Directive.
For each numbered statement, answer yes or no as to whether it agrees with the passage on unit-root tests and lag selection, and quote the words of that passage that decide it. 1. The adjusted t-test value for the energy subsystem is −5.6298. 2. The optimal lag order was chosen by maximizing the values of the information criteria. 3. Robustness is checked by whether the modulus of the dynamic matrix's eigenvalue is greater than 1.

Supplied text.
- - - -

In this case, the unadjusted t-test value for the industrial subsystem is −18.0821 and the adjusted t-test value is −11.0199, which corresponds to a p-value of 0.0000, which strongly suggests that there is no unit root, indicating that the data for the industrial subsystem are smooth. The unadjusted t-test value for the economic subsystem is −18.8215 and the adjusted t-test value is −13.2999, with a p-value of 0.0000, which again indicates that the economic data are smooth and meet the requirements of the LLC test. The energy subsystem has an unadjusted t-test value of −13.1382 and an adjusted t-test value of −5.6298 with a p-value of 0.0000, indicating that the energy data are also smooth. The unadjusted t-test value for the carbon emissions subsystem is −11.6070 and the adjusted t-test value is −4.6426 with a p-value of 0.0000, again confirming that the carbon emission data are smooth.

3.3. Optimal Lag-Order Selection

Determining the appropriate lag length for the variables in a Panel Vector Autoregression (PVAR) model is a crucial step. The choice of lag length directly influences the model’s performance and its ability to fit the data accurately. If the lag length is too long or too short, it can reduce the model’s precision by either wasting too many degrees of freedom or failing to capture the model’s dynamic properties adequately.

In this study, the optimal lag order was selected by minimizing the values of criteria that balance model fit with complexity. These criteria include the Modified Akaike Information Criterion (MAIC), Modified Bayesian Information Criterion (MBIC), and Modified Quasi Information Criterion (MQIC). The findings suggest that lag order 1 is the best choice, as indicated by the lowest values of these criteria.

Table 4. Optimal lag-order selection.

Lag	MAIC	MBIC	MQIC
1	−28.0000 *	−181.2611 *	−90.1403 *
2	−26.3265	−128.5011	−67.7539
3	−19.6704	−70.7577	−40.3841

Note: * indicates the optimal lag order chosen in this criterion.

shows that lag order 1 (labeled *) provides the best model fit and complexity control, meaning a one-period lag is optimal for capturing the dynamics of the variables.

The robustness of the model must be tested to ensure the validity of the estimated model, impulse response, and variance decomposition. This is accomplished by checking if the modulus of the dynamic matrix’s eigenvalue is less than 1 (inside the unit circle). As shown in Figure 2, the PVAR model developed is resilient, confirming its robustness.

- - - -

Record extracts.
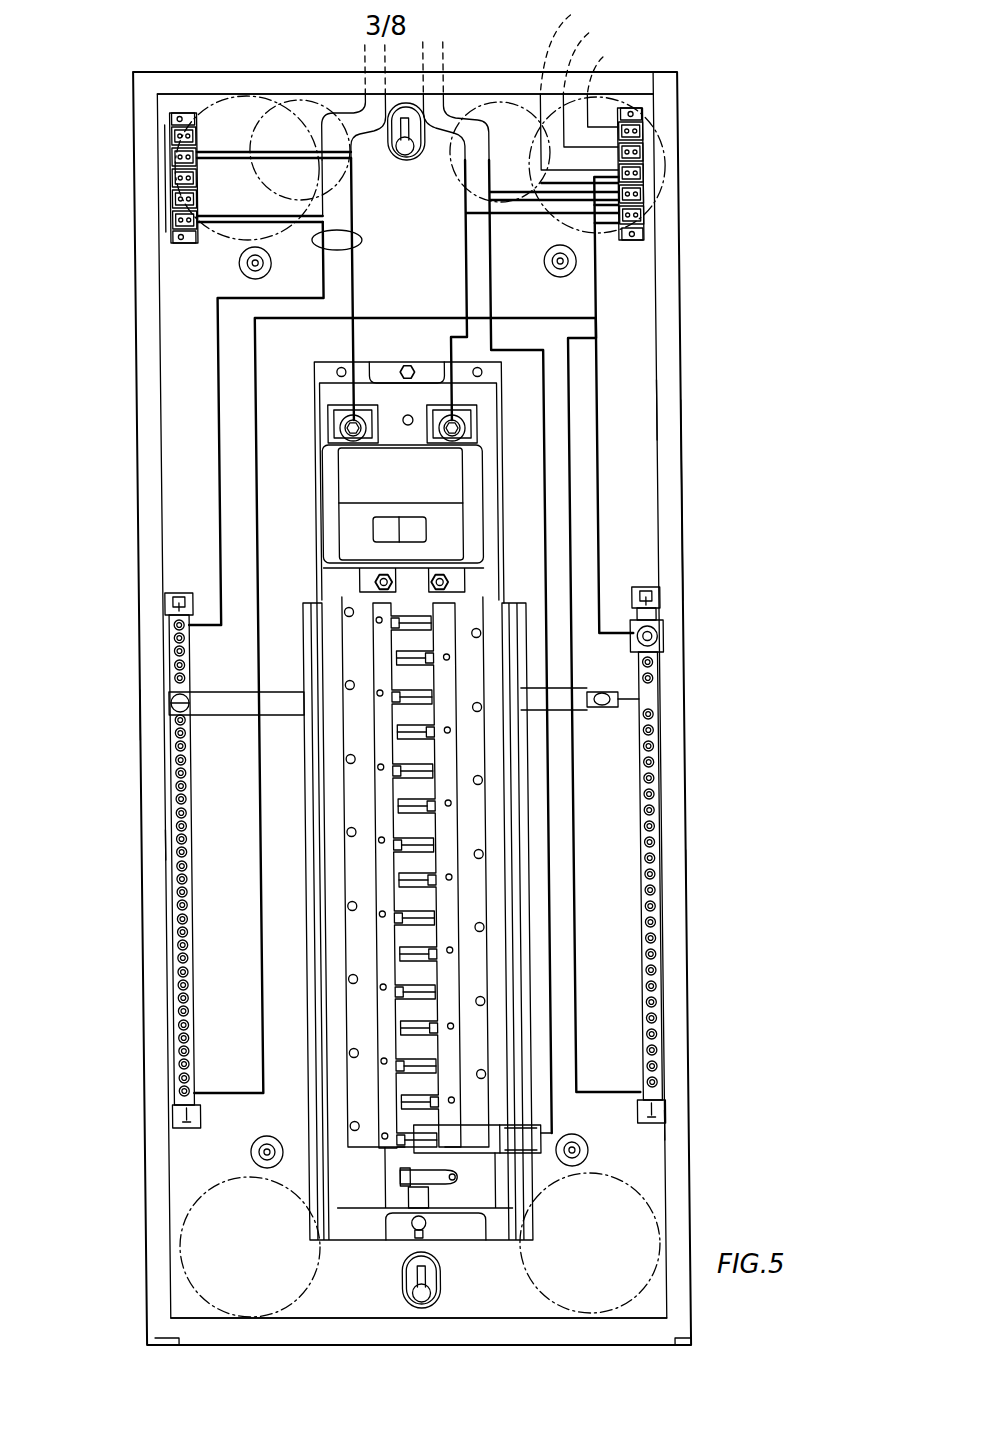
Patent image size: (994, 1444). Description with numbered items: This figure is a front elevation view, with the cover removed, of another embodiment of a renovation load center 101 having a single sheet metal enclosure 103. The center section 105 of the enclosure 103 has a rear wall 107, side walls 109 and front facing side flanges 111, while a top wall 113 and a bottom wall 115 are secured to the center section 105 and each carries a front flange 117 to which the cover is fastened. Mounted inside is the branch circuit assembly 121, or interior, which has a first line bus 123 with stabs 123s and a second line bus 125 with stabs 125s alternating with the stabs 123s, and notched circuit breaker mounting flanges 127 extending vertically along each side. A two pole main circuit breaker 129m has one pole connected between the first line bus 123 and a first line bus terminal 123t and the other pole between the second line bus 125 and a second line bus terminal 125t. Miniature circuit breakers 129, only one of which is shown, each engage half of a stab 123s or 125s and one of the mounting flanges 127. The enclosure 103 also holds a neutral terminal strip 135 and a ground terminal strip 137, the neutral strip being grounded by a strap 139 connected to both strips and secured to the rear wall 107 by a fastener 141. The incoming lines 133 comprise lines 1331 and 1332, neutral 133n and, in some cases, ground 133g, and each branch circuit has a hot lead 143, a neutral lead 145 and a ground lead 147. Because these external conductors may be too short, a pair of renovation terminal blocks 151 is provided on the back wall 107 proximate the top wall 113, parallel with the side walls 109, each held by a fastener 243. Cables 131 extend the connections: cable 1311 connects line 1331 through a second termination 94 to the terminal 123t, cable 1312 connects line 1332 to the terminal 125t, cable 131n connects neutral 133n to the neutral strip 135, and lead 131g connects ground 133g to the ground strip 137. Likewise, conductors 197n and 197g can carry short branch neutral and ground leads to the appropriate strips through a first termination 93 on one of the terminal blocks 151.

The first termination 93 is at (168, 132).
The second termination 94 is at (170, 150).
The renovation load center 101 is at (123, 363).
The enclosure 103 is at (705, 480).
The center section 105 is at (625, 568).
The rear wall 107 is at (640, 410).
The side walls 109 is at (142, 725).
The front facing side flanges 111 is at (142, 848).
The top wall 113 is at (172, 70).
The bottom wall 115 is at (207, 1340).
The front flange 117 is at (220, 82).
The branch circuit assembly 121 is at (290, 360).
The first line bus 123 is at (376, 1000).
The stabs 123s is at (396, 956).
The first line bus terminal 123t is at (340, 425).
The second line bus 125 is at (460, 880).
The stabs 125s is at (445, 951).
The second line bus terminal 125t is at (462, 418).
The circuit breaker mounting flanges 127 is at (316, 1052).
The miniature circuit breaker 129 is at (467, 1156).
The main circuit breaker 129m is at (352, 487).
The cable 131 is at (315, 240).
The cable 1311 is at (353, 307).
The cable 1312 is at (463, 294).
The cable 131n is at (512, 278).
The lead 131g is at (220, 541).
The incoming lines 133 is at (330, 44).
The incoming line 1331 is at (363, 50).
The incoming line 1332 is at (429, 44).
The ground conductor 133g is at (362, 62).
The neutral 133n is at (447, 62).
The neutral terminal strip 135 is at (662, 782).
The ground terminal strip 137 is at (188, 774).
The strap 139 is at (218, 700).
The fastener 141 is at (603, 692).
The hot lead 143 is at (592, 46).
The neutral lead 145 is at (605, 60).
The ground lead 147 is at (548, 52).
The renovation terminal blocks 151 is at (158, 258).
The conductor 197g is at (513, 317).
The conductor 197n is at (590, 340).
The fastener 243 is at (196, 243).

- - - -

Right answer.
1. Yes: "an adjusted t-test value of −5.6298"
2. No: "the optimal lag order was selected by minimizing the values of criteria that balance model fit with complexity"
3. No: "checking if the modulus of the dynamic matrix’s eigenvalue is less than 1 (inside the unit circle)"